» **Short exercise**: Return the records, each one exactly as written.

Stored entries:
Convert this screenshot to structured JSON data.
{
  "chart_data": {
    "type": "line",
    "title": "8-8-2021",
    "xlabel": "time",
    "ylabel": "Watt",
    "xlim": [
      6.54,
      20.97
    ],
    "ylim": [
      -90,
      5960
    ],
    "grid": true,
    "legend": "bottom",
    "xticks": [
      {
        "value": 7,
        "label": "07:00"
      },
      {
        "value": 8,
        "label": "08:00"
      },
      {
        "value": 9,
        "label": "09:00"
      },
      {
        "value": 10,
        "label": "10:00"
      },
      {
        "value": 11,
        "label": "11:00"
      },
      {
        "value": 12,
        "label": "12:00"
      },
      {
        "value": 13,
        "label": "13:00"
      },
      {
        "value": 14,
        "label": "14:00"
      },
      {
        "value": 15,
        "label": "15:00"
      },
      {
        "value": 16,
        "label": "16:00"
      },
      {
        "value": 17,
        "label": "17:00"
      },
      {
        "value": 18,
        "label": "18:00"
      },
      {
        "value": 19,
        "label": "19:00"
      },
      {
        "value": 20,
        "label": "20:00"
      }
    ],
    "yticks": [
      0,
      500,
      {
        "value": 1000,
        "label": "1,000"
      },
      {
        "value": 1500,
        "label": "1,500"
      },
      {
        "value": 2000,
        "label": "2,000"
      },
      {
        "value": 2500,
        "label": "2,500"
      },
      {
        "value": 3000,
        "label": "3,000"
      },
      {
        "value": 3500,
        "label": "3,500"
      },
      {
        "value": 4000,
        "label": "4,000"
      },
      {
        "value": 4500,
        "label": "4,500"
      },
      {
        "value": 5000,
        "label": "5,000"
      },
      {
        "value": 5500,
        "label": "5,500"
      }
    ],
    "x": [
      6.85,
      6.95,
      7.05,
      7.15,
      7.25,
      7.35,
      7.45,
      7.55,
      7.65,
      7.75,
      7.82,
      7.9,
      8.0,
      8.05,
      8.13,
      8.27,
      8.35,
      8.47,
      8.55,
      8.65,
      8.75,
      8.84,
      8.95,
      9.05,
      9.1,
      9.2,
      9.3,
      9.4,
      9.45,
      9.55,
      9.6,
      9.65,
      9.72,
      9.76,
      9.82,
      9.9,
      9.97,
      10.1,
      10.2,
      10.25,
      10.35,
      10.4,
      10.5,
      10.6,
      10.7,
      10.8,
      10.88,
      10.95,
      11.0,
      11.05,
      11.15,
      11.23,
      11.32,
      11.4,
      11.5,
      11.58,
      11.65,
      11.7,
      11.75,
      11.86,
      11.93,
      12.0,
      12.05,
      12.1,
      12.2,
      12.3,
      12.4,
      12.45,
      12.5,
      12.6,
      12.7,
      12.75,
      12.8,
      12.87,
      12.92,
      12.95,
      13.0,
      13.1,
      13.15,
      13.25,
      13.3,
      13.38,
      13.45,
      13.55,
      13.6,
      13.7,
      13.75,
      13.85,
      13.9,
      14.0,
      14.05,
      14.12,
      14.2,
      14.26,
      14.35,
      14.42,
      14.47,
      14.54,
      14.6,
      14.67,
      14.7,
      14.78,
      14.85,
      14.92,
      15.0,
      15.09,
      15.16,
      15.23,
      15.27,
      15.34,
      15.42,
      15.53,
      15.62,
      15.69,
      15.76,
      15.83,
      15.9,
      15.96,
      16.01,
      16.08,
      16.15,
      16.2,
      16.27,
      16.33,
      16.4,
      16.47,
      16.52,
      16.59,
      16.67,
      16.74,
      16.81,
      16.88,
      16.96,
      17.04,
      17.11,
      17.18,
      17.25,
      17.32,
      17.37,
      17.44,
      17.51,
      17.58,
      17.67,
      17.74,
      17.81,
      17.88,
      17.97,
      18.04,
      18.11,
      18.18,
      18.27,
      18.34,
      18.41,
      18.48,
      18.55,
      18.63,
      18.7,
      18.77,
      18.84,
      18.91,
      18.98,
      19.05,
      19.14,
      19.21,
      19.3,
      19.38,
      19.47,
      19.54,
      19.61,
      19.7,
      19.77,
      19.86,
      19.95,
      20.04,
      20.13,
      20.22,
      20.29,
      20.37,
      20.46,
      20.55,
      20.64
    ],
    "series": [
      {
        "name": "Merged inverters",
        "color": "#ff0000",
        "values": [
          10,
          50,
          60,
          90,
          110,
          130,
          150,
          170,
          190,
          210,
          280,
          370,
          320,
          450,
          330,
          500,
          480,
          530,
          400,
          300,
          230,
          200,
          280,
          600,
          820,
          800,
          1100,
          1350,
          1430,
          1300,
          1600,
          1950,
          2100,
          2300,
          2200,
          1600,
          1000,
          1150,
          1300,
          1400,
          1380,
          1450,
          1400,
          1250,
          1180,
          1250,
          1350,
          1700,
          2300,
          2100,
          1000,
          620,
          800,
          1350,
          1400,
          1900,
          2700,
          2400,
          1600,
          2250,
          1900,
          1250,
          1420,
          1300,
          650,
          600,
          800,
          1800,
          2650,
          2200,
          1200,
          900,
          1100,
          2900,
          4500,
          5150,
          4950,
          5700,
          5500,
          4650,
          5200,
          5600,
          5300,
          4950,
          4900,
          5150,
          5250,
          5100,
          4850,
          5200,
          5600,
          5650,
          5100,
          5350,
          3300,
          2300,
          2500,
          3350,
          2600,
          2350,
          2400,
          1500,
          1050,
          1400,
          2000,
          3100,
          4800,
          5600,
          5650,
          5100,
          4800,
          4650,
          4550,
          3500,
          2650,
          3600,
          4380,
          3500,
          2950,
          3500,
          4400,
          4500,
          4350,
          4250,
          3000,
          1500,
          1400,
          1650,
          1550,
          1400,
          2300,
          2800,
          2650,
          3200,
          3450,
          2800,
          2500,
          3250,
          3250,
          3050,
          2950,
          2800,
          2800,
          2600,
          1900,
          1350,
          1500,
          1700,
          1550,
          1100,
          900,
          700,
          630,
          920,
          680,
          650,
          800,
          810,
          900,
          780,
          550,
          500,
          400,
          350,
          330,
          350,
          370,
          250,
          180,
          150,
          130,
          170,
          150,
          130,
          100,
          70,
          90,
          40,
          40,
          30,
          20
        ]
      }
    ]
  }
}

» **Solution to the exercise**:
Convert this screenshot to structured JSON data.
{
  "chart_data": {
    "type": "line",
    "title": "8-8-2021",
    "xlabel": "time",
    "ylabel": "Watt",
    "xlim": [
      6.54,
      20.97
    ],
    "ylim": [
      -90,
      5960
    ],
    "grid": true,
    "legend": "bottom",
    "xticks": [
      {
        "value": 7,
        "label": "07:00"
      },
      {
        "value": 8,
        "label": "08:00"
      },
      {
        "value": 9,
        "label": "09:00"
      },
      {
        "value": 10,
        "label": "10:00"
      },
      {
        "value": 11,
        "label": "11:00"
      },
      {
        "value": 12,
        "label": "12:00"
      },
      {
        "value": 13,
        "label": "13:00"
      },
      {
        "value": 14,
        "label": "14:00"
      },
      {
        "value": 15,
        "label": "15:00"
      },
      {
        "value": 16,
        "label": "16:00"
      },
      {
        "value": 17,
        "label": "17:00"
      },
      {
        "value": 18,
        "label": "18:00"
      },
      {
        "value": 19,
        "label": "19:00"
      },
      {
        "value": 20,
        "label": "20:00"
      }
    ],
    "yticks": [
      0,
      500,
      {
        "value": 1000,
        "label": "1,000"
      },
      {
        "value": 1500,
        "label": "1,500"
      },
      {
        "value": 2000,
        "label": "2,000"
      },
      {
        "value": 2500,
        "label": "2,500"
      },
      {
        "value": 3000,
        "label": "3,000"
      },
      {
        "value": 3500,
        "label": "3,500"
      },
      {
        "value": 4000,
        "label": "4,000"
      },
      {
        "value": 4500,
        "label": "4,500"
      },
      {
        "value": 5000,
        "label": "5,000"
      },
      {
        "value": 5500,
        "label": "5,500"
      }
    ],
    "x": [
      6.85,
      6.95,
      7.05,
      7.15,
      7.25,
      7.35,
      7.45,
      7.55,
      7.65,
      7.75,
      7.82,
      7.9,
      8.0,
      8.05,
      8.13,
      8.27,
      8.35,
      8.47,
      8.55,
      8.65,
      8.75,
      8.84,
      8.95,
      9.05,
      9.1,
      9.2,
      9.3,
      9.4,
      9.45,
      9.55,
      9.6,
      9.65,
      9.72,
      9.76,
      9.82,
      9.9,
      9.97,
      10.1,
      10.2,
      10.25,
      10.35,
      10.4,
      10.5,
      10.6,
      10.7,
      10.8,
      10.88,
      10.95,
      11.0,
      11.05,
      11.15,
      11.23,
      11.32,
      11.4,
      11.5,
      11.58,
      11.65,
      11.7,
      11.75,
      11.86,
      11.93,
      12.0,
      12.05,
      12.1,
      12.2,
      12.3,
      12.4,
      12.45,
      12.5,
      12.6,
      12.7,
      12.75,
      12.8,
      12.87,
      12.92,
      12.95,
      13.0,
      13.1,
      13.15,
      13.25,
      13.3,
      13.38,
      13.45,
      13.55,
      13.6,
      13.7,
      13.75,
      13.85,
      13.9,
      14.0,
      14.05,
      14.12,
      14.2,
      14.26,
      14.35,
      14.42,
      14.47,
      14.54,
      14.6,
      14.67,
      14.7,
      14.78,
      14.85,
      14.92,
      15.0,
      15.09,
      15.16,
      15.23,
      15.27,
      15.34,
      15.42,
      15.53,
      15.62,
      15.69,
      15.76,
      15.83,
      15.9,
      15.96,
      16.01,
      16.08,
      16.15,
      16.2,
      16.27,
      16.33,
      16.4,
      16.47,
      16.52,
      16.59,
      16.67,
      16.74,
      16.81,
      16.88,
      16.96,
      17.04,
      17.11,
      17.18,
      17.25,
      17.32,
      17.37,
      17.44,
      17.51,
      17.58,
      17.67,
      17.74,
      17.81,
      17.88,
      17.97,
      18.04,
      18.11,
      18.18,
      18.27,
      18.34,
      18.41,
      18.48,
      18.55,
      18.63,
      18.7,
      18.77,
      18.84,
      18.91,
      18.98,
      19.05,
      19.14,
      19.21,
      19.3,
      19.38,
      19.47,
      19.54,
      19.61,
      19.7,
      19.77,
      19.86,
      19.95,
      20.04,
      20.13,
      20.22,
      20.29,
      20.37,
      20.46,
      20.55,
      20.64
    ],
    "series": [
      {
        "name": "Merged inverters",
        "color": "#ff0000",
        "values": [
          10,
          50,
          60,
          90,
          110,
          130,
          150,
          170,
          190,
          210,
          280,
          370,
          320,
          450,
          330,
          500,
          480,
          530,
          400,
          300,
          230,
          200,
          280,
          600,
          820,
          800,
          1100,
          1350,
          1430,
          1300,
          1600,
          1950,
          2100,
          2300,
          2200,
          1600,
          1000,
          1150,
          1300,
          1400,
          1380,
          1450,
          1400,
          1250,
          1180,
          1250,
          1350,
          1700,
          2300,
          2100,
          1000,
          620,
          800,
          1350,
          1400,
          1900,
          2700,
          2400,
          1600,
          2250,
          1900,
          1250,
          1420,
          1300,
          650,
          600,
          800,
          1800,
          2650,
          2200,
          1200,
          900,
          1100,
          2900,
          4500,
          5150,
          4950,
          5700,
          5500,
          4650,
          5200,
          5600,
          5300,
          4950,
          4900,
          5150,
          5250,
          5100,
          4850,
          5200,
          5600,
          5650,
          5100,
          5350,
          3300,
          2300,
          2500,
          3350,
          2600,
          2350,
          2400,
          1500,
          1050,
          1400,
          2000,
          3100,
          4800,
          5600,
          5650,
          5100,
          4800,
          4650,
          4550,
          3500,
          2650,
          3600,
          4380,
          3500,
          2950,
          3500,
          4400,
          4500,
          4350,
          4250,
          3000,
          1500,
          1400,
          1650,
          1550,
          1400,
          2300,
          2800,
          2650,
          3200,
          3450,
          2800,
          2500,
          3250,
          3250,
          3050,
          2950,
          2800,
          2800,
          2600,
          1900,
          1350,
          1500,
          1700,
          1550,
          1100,
          900,
          700,
          630,
          920,
          680,
          650,
          800,
          810,
          900,
          780,
          550,
          500,
          400,
          350,
          330,
          350,
          370,
          250,
          180,
          150,
          130,
          170,
          150,
          130,
          100,
          70,
          90,
          40,
          40,
          30,
          20
        ]
      }
    ]
  }
}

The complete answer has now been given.